Exercise prompt: Extract every record, keeping each one exactly as it is.

Extracted data:
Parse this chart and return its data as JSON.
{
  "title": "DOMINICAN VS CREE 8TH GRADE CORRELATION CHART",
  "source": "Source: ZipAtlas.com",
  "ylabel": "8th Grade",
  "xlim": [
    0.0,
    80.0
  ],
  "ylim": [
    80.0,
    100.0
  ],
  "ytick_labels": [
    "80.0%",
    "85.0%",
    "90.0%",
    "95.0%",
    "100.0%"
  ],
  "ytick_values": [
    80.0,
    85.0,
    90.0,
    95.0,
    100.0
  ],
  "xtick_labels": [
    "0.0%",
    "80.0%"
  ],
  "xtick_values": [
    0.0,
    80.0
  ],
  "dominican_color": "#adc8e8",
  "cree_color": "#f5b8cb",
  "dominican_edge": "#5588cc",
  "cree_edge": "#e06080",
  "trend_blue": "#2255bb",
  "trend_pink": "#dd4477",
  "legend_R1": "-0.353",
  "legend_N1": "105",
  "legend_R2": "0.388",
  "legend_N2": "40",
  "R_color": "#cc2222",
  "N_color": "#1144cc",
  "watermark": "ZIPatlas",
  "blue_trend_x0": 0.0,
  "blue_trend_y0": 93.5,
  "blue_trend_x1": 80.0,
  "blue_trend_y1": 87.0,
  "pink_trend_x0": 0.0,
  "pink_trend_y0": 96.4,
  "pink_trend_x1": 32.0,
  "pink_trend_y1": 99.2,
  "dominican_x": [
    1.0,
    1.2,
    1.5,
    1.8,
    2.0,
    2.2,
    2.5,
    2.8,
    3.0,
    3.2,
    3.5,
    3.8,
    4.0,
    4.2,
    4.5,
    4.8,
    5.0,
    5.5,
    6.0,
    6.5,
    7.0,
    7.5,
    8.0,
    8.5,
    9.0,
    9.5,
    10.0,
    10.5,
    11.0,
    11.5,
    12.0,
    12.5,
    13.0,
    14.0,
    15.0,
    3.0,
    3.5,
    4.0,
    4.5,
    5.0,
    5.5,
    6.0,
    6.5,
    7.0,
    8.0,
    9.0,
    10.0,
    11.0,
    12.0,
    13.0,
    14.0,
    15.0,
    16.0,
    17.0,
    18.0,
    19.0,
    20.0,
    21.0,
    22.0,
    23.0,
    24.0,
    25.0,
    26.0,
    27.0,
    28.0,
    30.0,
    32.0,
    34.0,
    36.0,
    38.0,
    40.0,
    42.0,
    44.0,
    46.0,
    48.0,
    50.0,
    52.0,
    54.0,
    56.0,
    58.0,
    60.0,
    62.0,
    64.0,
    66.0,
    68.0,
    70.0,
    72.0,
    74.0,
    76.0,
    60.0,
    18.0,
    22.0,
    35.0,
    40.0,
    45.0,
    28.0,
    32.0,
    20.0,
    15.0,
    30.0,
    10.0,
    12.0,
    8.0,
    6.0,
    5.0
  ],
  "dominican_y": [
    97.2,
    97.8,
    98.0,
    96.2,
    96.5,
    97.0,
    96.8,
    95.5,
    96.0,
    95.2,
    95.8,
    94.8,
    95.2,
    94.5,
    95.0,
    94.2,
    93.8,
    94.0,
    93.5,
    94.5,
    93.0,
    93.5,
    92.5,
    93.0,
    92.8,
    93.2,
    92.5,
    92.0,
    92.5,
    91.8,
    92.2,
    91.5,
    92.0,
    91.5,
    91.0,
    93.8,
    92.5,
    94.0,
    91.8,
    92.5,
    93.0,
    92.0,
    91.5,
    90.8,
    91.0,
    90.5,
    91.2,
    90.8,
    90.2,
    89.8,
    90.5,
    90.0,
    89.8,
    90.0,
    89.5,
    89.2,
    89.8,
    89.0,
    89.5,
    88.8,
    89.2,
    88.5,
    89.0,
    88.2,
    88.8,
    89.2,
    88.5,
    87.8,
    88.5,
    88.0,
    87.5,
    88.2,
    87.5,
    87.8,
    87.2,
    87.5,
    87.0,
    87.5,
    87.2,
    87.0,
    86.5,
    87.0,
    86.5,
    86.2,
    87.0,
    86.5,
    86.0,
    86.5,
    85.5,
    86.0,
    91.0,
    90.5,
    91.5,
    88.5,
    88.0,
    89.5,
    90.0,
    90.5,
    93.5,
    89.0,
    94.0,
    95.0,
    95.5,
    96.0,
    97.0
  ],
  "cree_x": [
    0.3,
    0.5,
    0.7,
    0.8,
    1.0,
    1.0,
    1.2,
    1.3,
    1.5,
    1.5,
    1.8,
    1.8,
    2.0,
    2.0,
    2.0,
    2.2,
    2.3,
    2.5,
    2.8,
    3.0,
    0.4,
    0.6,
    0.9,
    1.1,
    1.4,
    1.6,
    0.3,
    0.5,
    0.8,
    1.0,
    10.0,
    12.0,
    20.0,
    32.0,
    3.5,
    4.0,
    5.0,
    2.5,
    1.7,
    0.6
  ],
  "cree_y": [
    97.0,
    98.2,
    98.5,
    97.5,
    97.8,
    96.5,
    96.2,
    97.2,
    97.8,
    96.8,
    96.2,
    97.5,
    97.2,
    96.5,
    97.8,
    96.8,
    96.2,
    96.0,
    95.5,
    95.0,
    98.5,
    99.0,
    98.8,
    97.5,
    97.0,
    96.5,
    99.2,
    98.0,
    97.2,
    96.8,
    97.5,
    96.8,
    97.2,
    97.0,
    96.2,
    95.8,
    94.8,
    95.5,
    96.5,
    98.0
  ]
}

Task output:
Parse this chart and return its data as JSON.
{
  "title": "DOMINICAN VS CREE 8TH GRADE CORRELATION CHART",
  "source": "Source: ZipAtlas.com",
  "ylabel": "8th Grade",
  "xlim": [
    0.0,
    80.0
  ],
  "ylim": [
    80.0,
    100.0
  ],
  "ytick_labels": [
    "80.0%",
    "85.0%",
    "90.0%",
    "95.0%",
    "100.0%"
  ],
  "ytick_values": [
    80.0,
    85.0,
    90.0,
    95.0,
    100.0
  ],
  "xtick_labels": [
    "0.0%",
    "80.0%"
  ],
  "xtick_values": [
    0.0,
    80.0
  ],
  "dominican_color": "#adc8e8",
  "cree_color": "#f5b8cb",
  "dominican_edge": "#5588cc",
  "cree_edge": "#e06080",
  "trend_blue": "#2255bb",
  "trend_pink": "#dd4477",
  "legend_R1": "-0.353",
  "legend_N1": "105",
  "legend_R2": "0.388",
  "legend_N2": "40",
  "R_color": "#cc2222",
  "N_color": "#1144cc",
  "watermark": "ZIPatlas",
  "blue_trend_x0": 0.0,
  "blue_trend_y0": 93.5,
  "blue_trend_x1": 80.0,
  "blue_trend_y1": 87.0,
  "pink_trend_x0": 0.0,
  "pink_trend_y0": 96.4,
  "pink_trend_x1": 32.0,
  "pink_trend_y1": 99.2,
  "dominican_x": [
    1.0,
    1.2,
    1.5,
    1.8,
    2.0,
    2.2,
    2.5,
    2.8,
    3.0,
    3.2,
    3.5,
    3.8,
    4.0,
    4.2,
    4.5,
    4.8,
    5.0,
    5.5,
    6.0,
    6.5,
    7.0,
    7.5,
    8.0,
    8.5,
    9.0,
    9.5,
    10.0,
    10.5,
    11.0,
    11.5,
    12.0,
    12.5,
    13.0,
    14.0,
    15.0,
    3.0,
    3.5,
    4.0,
    4.5,
    5.0,
    5.5,
    6.0,
    6.5,
    7.0,
    8.0,
    9.0,
    10.0,
    11.0,
    12.0,
    13.0,
    14.0,
    15.0,
    16.0,
    17.0,
    18.0,
    19.0,
    20.0,
    21.0,
    22.0,
    23.0,
    24.0,
    25.0,
    26.0,
    27.0,
    28.0,
    30.0,
    32.0,
    34.0,
    36.0,
    38.0,
    40.0,
    42.0,
    44.0,
    46.0,
    48.0,
    50.0,
    52.0,
    54.0,
    56.0,
    58.0,
    60.0,
    62.0,
    64.0,
    66.0,
    68.0,
    70.0,
    72.0,
    74.0,
    76.0,
    60.0,
    18.0,
    22.0,
    35.0,
    40.0,
    45.0,
    28.0,
    32.0,
    20.0,
    15.0,
    30.0,
    10.0,
    12.0,
    8.0,
    6.0,
    5.0
  ],
  "dominican_y": [
    97.2,
    97.8,
    98.0,
    96.2,
    96.5,
    97.0,
    96.8,
    95.5,
    96.0,
    95.2,
    95.8,
    94.8,
    95.2,
    94.5,
    95.0,
    94.2,
    93.8,
    94.0,
    93.5,
    94.5,
    93.0,
    93.5,
    92.5,
    93.0,
    92.8,
    93.2,
    92.5,
    92.0,
    92.5,
    91.8,
    92.2,
    91.5,
    92.0,
    91.5,
    91.0,
    93.8,
    92.5,
    94.0,
    91.8,
    92.5,
    93.0,
    92.0,
    91.5,
    90.8,
    91.0,
    90.5,
    91.2,
    90.8,
    90.2,
    89.8,
    90.5,
    90.0,
    89.8,
    90.0,
    89.5,
    89.2,
    89.8,
    89.0,
    89.5,
    88.8,
    89.2,
    88.5,
    89.0,
    88.2,
    88.8,
    89.2,
    88.5,
    87.8,
    88.5,
    88.0,
    87.5,
    88.2,
    87.5,
    87.8,
    87.2,
    87.5,
    87.0,
    87.5,
    87.2,
    87.0,
    86.5,
    87.0,
    86.5,
    86.2,
    87.0,
    86.5,
    86.0,
    86.5,
    85.5,
    86.0,
    91.0,
    90.5,
    91.5,
    88.5,
    88.0,
    89.5,
    90.0,
    90.5,
    93.5,
    89.0,
    94.0,
    95.0,
    95.5,
    96.0,
    97.0
  ],
  "cree_x": [
    0.3,
    0.5,
    0.7,
    0.8,
    1.0,
    1.0,
    1.2,
    1.3,
    1.5,
    1.5,
    1.8,
    1.8,
    2.0,
    2.0,
    2.0,
    2.2,
    2.3,
    2.5,
    2.8,
    3.0,
    0.4,
    0.6,
    0.9,
    1.1,
    1.4,
    1.6,
    0.3,
    0.5,
    0.8,
    1.0,
    10.0,
    12.0,
    20.0,
    32.0,
    3.5,
    4.0,
    5.0,
    2.5,
    1.7,
    0.6
  ],
  "cree_y": [
    97.0,
    98.2,
    98.5,
    97.5,
    97.8,
    96.5,
    96.2,
    97.2,
    97.8,
    96.8,
    96.2,
    97.5,
    97.2,
    96.5,
    97.8,
    96.8,
    96.2,
    96.0,
    95.5,
    95.0,
    98.5,
    99.0,
    98.8,
    97.5,
    97.0,
    96.5,
    99.2,
    98.0,
    97.2,
    96.8,
    97.5,
    96.8,
    97.2,
    97.0,
    96.2,
    95.8,
    94.8,
    95.5,
    96.5,
    98.0
  ]
}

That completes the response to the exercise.